Records from a data collection
────────────────
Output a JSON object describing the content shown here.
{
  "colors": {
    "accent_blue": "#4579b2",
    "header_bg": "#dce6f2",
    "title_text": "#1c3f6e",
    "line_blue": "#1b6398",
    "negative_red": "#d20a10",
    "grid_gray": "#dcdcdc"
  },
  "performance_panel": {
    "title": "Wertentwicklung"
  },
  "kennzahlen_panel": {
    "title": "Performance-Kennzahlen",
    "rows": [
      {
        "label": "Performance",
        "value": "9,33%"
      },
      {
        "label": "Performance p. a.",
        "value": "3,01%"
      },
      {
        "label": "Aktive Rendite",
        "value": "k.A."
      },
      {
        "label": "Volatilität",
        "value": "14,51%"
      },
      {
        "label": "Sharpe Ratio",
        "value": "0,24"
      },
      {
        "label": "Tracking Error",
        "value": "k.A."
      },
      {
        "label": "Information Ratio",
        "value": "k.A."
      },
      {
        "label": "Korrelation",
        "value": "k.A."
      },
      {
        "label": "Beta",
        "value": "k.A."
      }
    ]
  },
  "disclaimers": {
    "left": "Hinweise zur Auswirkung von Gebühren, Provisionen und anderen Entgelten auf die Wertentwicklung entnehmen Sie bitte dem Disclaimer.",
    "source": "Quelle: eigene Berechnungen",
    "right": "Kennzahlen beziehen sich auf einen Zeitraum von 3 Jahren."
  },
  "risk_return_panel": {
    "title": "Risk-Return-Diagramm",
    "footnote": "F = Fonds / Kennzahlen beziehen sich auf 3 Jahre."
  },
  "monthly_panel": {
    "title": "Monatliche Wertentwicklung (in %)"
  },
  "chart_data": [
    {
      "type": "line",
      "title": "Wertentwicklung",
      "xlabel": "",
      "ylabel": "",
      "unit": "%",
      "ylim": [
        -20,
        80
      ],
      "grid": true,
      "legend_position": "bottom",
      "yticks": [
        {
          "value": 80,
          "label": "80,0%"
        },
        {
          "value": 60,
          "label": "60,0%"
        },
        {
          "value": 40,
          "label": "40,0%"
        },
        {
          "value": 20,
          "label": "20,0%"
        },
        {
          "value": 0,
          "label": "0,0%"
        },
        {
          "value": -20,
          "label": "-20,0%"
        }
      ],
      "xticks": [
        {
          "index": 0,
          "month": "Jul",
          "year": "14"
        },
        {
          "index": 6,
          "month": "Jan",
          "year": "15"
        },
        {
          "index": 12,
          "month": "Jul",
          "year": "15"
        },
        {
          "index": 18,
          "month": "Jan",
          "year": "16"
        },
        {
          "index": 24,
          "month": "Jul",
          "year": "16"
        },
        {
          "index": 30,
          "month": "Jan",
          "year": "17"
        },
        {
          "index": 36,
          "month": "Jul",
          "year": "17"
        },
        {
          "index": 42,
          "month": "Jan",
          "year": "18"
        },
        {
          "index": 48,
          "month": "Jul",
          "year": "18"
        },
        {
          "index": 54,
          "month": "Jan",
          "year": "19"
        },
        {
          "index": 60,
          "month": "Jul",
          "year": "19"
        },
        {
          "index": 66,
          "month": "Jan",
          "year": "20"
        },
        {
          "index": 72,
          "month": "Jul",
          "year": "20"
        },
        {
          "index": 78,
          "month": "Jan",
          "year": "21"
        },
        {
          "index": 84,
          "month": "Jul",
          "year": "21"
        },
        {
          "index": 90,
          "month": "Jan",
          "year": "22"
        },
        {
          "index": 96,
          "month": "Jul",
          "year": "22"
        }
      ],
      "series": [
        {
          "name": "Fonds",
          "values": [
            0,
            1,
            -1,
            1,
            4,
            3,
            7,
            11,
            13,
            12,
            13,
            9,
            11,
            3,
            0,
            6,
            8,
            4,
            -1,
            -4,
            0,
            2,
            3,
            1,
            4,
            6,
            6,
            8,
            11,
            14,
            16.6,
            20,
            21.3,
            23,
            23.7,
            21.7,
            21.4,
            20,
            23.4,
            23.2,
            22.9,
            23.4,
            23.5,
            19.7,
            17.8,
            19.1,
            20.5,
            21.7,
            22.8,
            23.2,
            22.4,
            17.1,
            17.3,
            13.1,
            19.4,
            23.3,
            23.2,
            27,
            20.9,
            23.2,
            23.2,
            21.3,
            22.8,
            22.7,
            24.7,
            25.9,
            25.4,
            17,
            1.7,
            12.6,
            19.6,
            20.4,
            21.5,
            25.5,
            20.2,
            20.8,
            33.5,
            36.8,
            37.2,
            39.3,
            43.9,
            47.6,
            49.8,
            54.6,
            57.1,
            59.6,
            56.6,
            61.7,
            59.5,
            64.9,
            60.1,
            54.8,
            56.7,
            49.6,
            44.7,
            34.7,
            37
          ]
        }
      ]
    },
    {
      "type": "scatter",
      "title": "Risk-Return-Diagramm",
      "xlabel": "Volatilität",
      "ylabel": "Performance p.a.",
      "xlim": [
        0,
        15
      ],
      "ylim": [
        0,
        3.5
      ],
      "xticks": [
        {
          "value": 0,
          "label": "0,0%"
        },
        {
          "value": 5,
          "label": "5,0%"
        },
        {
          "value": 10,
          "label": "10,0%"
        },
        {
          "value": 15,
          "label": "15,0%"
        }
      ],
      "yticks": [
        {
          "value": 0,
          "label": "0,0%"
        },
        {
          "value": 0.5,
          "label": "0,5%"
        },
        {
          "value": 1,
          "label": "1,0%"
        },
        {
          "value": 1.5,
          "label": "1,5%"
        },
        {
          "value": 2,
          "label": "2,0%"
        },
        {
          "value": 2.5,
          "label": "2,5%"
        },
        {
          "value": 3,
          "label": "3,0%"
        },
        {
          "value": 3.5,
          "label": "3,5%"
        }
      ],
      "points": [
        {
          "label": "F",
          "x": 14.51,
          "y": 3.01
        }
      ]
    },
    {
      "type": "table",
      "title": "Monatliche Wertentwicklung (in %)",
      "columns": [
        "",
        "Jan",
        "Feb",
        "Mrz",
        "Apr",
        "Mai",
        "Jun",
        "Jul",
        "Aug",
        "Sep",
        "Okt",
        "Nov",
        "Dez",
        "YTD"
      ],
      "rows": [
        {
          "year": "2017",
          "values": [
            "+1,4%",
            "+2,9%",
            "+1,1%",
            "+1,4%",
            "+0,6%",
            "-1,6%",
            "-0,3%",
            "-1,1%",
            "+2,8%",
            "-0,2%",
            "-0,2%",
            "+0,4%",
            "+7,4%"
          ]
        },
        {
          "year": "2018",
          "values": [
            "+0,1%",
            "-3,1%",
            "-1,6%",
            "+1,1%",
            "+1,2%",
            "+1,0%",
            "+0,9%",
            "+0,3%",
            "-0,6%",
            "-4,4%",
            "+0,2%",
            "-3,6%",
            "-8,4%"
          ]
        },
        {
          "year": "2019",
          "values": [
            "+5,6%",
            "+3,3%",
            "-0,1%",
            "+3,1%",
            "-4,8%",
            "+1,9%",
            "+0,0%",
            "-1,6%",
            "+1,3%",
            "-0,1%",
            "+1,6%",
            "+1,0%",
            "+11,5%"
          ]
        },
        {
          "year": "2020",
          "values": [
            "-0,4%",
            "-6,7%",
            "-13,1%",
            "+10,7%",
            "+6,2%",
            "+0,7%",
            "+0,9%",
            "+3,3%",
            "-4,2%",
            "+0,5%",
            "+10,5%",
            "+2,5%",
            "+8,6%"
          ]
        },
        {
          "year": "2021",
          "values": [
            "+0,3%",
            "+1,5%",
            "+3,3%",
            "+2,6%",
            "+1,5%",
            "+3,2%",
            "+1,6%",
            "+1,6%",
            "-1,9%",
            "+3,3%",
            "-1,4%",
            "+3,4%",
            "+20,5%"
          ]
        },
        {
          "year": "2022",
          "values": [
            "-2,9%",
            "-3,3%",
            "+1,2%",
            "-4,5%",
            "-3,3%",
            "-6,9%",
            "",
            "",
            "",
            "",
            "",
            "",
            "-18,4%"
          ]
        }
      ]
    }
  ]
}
────────────────
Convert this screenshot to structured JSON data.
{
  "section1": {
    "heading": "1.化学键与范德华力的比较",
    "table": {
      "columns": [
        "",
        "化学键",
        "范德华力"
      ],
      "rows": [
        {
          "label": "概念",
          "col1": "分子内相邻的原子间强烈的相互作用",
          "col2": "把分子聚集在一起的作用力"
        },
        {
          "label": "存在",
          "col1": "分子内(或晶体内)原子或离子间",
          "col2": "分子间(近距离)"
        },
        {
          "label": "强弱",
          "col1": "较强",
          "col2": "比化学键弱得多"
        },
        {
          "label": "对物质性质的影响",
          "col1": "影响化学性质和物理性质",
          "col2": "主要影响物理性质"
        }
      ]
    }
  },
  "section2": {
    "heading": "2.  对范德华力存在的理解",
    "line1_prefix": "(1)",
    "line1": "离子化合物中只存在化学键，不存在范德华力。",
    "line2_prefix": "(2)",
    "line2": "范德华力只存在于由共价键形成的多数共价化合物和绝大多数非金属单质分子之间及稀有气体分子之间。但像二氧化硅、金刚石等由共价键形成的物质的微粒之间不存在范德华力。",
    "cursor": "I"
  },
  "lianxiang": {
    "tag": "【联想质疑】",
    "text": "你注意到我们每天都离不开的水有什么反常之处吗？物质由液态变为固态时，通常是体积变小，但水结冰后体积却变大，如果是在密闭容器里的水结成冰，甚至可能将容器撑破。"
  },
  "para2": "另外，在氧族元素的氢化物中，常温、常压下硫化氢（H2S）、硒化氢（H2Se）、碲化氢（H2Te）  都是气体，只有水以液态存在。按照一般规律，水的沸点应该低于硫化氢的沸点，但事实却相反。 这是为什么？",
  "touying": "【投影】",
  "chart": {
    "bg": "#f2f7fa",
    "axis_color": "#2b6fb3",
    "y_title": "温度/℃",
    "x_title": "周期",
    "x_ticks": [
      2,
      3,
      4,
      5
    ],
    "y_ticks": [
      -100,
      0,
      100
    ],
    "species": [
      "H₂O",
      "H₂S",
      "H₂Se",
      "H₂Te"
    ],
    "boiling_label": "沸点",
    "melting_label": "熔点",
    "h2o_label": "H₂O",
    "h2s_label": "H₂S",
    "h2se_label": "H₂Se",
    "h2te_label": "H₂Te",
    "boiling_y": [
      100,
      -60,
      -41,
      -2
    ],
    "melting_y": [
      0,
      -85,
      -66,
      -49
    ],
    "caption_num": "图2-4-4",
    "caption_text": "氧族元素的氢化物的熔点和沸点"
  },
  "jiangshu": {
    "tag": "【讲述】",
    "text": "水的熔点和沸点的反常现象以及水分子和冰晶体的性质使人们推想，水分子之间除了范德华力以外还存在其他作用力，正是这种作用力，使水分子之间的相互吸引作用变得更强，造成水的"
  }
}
────────────────
== Objective ==
Using the data above, say how many lines include "Fonds". No other reply is needed.

== Final result ==
2